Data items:
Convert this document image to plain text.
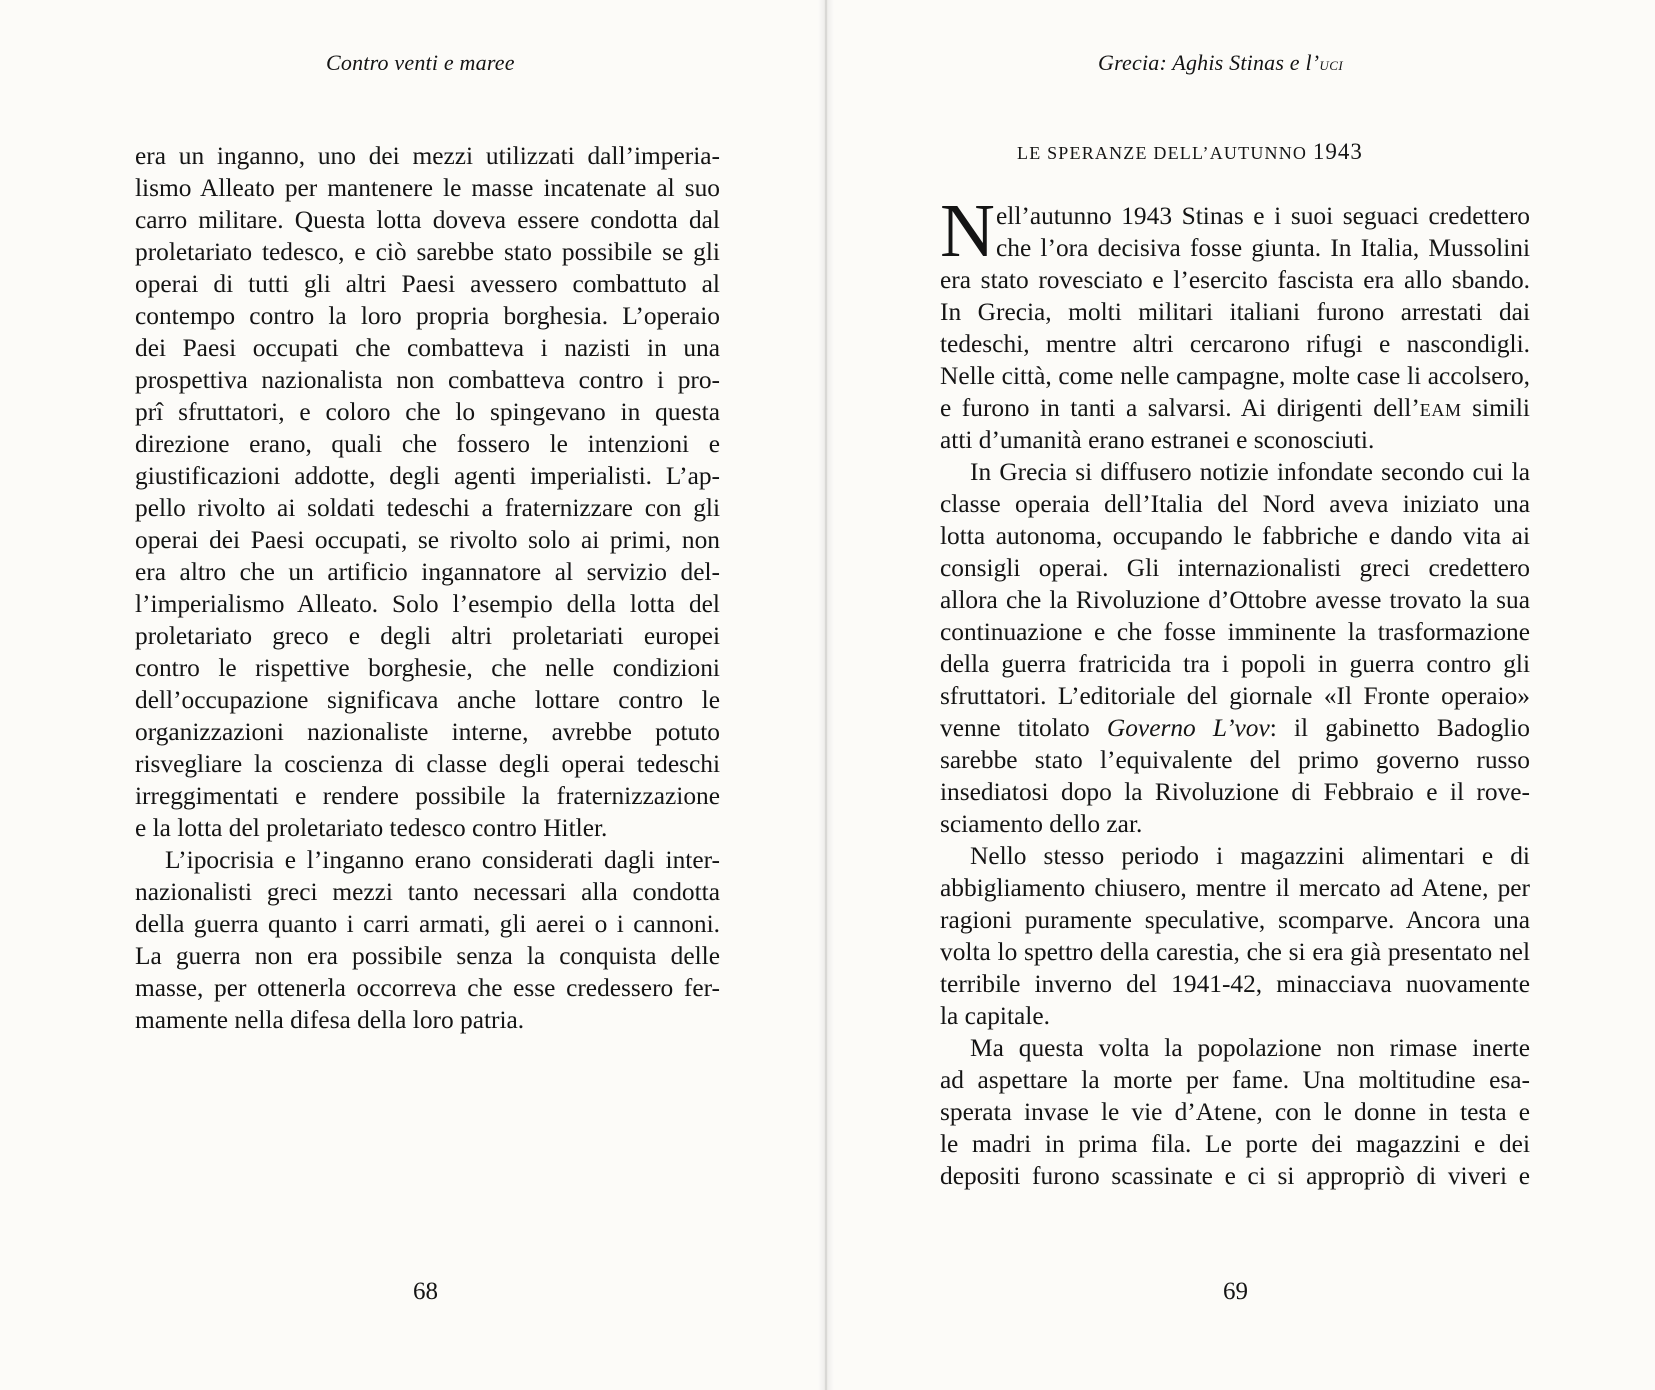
Contro venti e maree
era un inganno, uno dei mezzi utilizzati dall’imperia-
lismo Alleato per mantenere le masse incatenate al suo
carro militare. Questa lotta doveva essere condotta dal
proletariato tedesco, e ciò sarebbe stato possibile se gli
operai di tutti gli altri Paesi avessero combattuto al
contempo contro la loro propria borghesia. L’operaio
dei Paesi occupati che combatteva i nazisti in una
prospettiva nazionalista non combatteva contro i pro-
prî sfruttatori, e coloro che lo spingevano in questa
direzione erano, quali che fossero le intenzioni e
giustificazioni addotte, degli agenti imperialisti. L’ap-
pello rivolto ai soldati tedeschi a fraternizzare con gli
operai dei Paesi occupati, se rivolto solo ai primi, non
era altro che un artificio ingannatore al servizio del-
l’imperialismo Alleato. Solo l’esempio della lotta del
proletariato greco e degli altri proletariati europei
contro le rispettive borghesie, che nelle condizioni
dell’occupazione significava anche lottare contro le
organizzazioni nazionaliste interne, avrebbe potuto
risvegliare la coscienza di classe degli operai tedeschi
irreggimentati e rendere possibile la fraternizzazione
e la lotta del proletariato tedesco contro Hitler.
L’ipocrisia e l’inganno erano considerati dagli inter-
nazionalisti greci mezzi tanto necessari alla condotta
della guerra quanto i carri armati, gli aerei o i cannoni.
La guerra non era possibile senza la conquista delle
masse, per ottenerla occorreva che esse credessero fer-
mamente nella difesa della loro patria.
68
Grecia: Aghis Stinas e l’uci
LE SPERANZE DELL’AUTUNNO 1943
N ell’autunno 1943 Stinas e i suoi seguaci credettero
che l’ora decisiva fosse giunta. In Italia, Mussolini
era stato rovesciato e l’esercito fascista era allo sbando.
In Grecia, molti militari italiani furono arrestati dai
tedeschi, mentre altri cercarono rifugi e nascondigli.
Nelle città, come nelle campagne, molte case li accolsero,
e furono in tanti a salvarsi. Ai dirigenti dell’eam simili
atti d’umanità erano estranei e sconosciuti.
In Grecia si diffusero notizie infondate secondo cui la
classe operaia dell’Italia del Nord aveva iniziato una
lotta autonoma, occupando le fabbriche e dando vita ai
consigli operai. Gli internazionalisti greci credettero
allora che la Rivoluzione d’Ottobre avesse trovato la sua
continuazione e che fosse imminente la trasformazione
della guerra fratricida tra i popoli in guerra contro gli
sfruttatori. L’editoriale del giornale «Il Fronte operaio»
venne titolato Governo L’vov: il gabinetto Badoglio
sarebbe stato l’equivalente del primo governo russo
insediatosi dopo la Rivoluzione di Febbraio e il rove-
sciamento dello zar.
Nello stesso periodo i magazzini alimentari e di
abbigliamento chiusero, mentre il mercato ad Atene, per
ragioni puramente speculative, scomparve. Ancora una
volta lo spettro della carestia, che si era già presentato nel
terribile inverno del 1941-42, minacciava nuovamente
la capitale.
Ma questa volta la popolazione non rimase inerte
ad aspettare la morte per fame. Una moltitudine esa-
sperata invase le vie d’Atene, con le donne in testa e
le madri in prima fila. Le porte dei magazzini e dei
depositi furono scassinate e ci si appropriò di viveri e
69
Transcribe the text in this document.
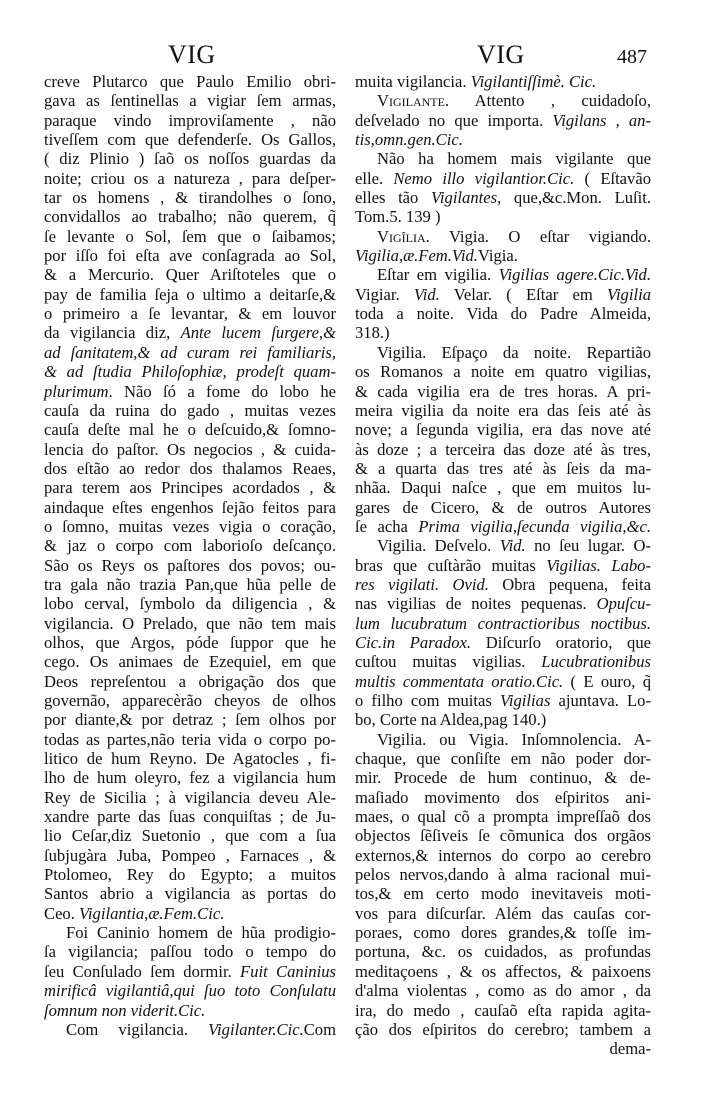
VIG	VIG	487
creve Plutarco que Paulo Emilio obri-
gava as ſentinellas a vigiar ſem armas,
paraque vindo improviſamente , não
tiveſſem com que defenderſe. Os Gallos,
( diz Plinio ) ſaõ os noſſos guardas da
noite; criou os a natureza , para deſper-
tar os homens , & tirandolhes o ſono,
convidallos ao trabalho; não querem, q̃
ſe levante o Sol, ſem que o ſaibamos;
por iſſo foi eſta ave conſagrada ao Sol,
& a Mercurio. Quer Ariſtoteles que o
pay de familia ſeja o ultimo a deitarſe,&
o primeiro a ſe levantar, & em louvor
da vigilancia diz, Ante lucem ſurgere,&
ad ſanitatem,& ad curam rei familiaris,
& ad ſtudia Philoſophiæ, prodeſt quam-
plurimum. Não ſó a fome do lobo he
cauſa da ruina do gado , muitas vezes
cauſa deſte mal he o deſcuido,& ſomno-
lencia do paſtor. Os negocios , & cuida-
dos eſtão ao redor dos thalamos Reaes,
para terem aos Principes acordados , &
aindaque eſtes engenhos ſejão feitos para
o ſomno, muitas vezes vigia o coração,
& jaz o corpo com laborioſo deſcanço.
São os Reys os paſtores dos povos; ou-
tra gala não trazia Pan,que hũa pelle de
lobo cerval, ſymbolo da diligencia , &
vigilancia. O Prelado, que não tem mais
olhos, que Argos, póde ſuppor que he
cego. Os animaes de Ezequiel, em que
Deos repreſentou a obrigação dos que
governão, apparecèrão cheyos de olhos
por diante,& por detraz ; ſem olhos por
todas as partes,não teria vida o corpo po-
litico de hum Reyno. De Agatocles , fi-
lho de hum oleyro, fez a vigilancia hum
Rey de Sicilia ; à vigilancia deveu Ale-
xandre parte das ſuas conquiſtas ; de Ju-
lio Ceſar,diz Suetonio , que com a ſua
ſubjugàra Juba, Pompeo , Farnaces , &
Ptolomeo, Rey do Egypto; a muitos
Santos abrio a vigilancia as portas do
Ceo. Vigilantia,æ.Fem.Cic.
Foi Caninio homem de hũa prodigio-
ſa vigilancia; paſſou todo o tempo do
ſeu Conſulado ſem dormir. Fuit Caninius
mirificâ vigilantiâ,qui ſuo toto Conſulatu
ſomnum non viderit.Cic.
Com vigilancia. Vigilanter.Cic.Com
muita vigilancia. Vigilantiſſimè. Cic.
Vigilante. Attento , cuidadoſo,
deſvelado no que importa. Vigilans , an-
tis,omn.gen.Cic.
Não ha homem mais vigilante que
elle. Nemo illo vigilantior.Cic. ( Eſtavão
elles tão Vigilantes, que,&c.Mon. Luſit.
Tom.5. 139 )
Vigîlia. Vigia. O eſtar vigiando.
Vigilia,æ.Fem.Vid.Vigia.
Eſtar em vigilia. Vigilias agere.Cic.Vid.
Vigiar. Vid. Velar. ( Eſtar em Vigilia
toda a noite. Vida do Padre Almeida,
318.)
Vigilia. Eſpaço da noite. Repartião
os Romanos a noite em quatro vigilias,
& cada vigilia era de tres horas. A pri-
meira vigilia da noite era das ſeis até às
nove; a ſegunda vigilia, era das nove até
às doze ; a terceira das doze até às tres,
& a quarta das tres até às ſeis da ma-
nhãa. Daqui naſce , que em muitos lu-
gares de Cicero, & de outros Autores
ſe acha Prima vigilia,ſecunda vigilia,&c.
Vigilia. Deſvelo. Vid. no ſeu lugar. O-
bras que cuſtàrão muitas Vigilias. Labo-
res vigilati. Ovid. Obra pequena, feita
nas vigilias de noites pequenas. Opuſcu-
lum lucubratum contractioribus noctibus.
Cic.in Paradox. Diſcurſo oratorio, que
cuſtou muitas vigilias. Lucubrationibus
multis commentata oratio.Cic. ( E ouro, q̃
o filho com muitas Vigilias ajuntava. Lo-
bo, Corte na Aldea,pag 140.)
Vigilia. ou Vigia. Inſomnolencia. A-
chaque, que conſiſte em não poder dor-
mir. Procede de hum continuo, & de-
maſiado movimento dos eſpiritos ani-
maes, o qual cõ a prompta impreſſaõ dos
objectos ſẽſiveis ſe cõmunica dos orgãos
externos,& internos do corpo ao cerebro
pelos nervos,dando à alma racional mui-
tos,& em certo modo inevitaveis moti-
vos para diſcurſar. Além das cauſas cor-
poraes, como dores grandes,& toſſe im-
portuna, &c. os cuidados, as profundas
meditaçoens , & os affectos, & paixoens
d'alma violentas , como as do amor , da
ira, do medo , cauſaõ eſta rapida agita-
ção dos eſpiritos do cerebro; tambem a
dema-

WORK REQUIRED: Report all lines of the material that contain the word "rivolto".

EXERCISE RESPONSE:
pello rivolto ai soldati tedeschi a fraternizzare con gli
operai dei Paesi occupati, se rivolto solo ai primi, non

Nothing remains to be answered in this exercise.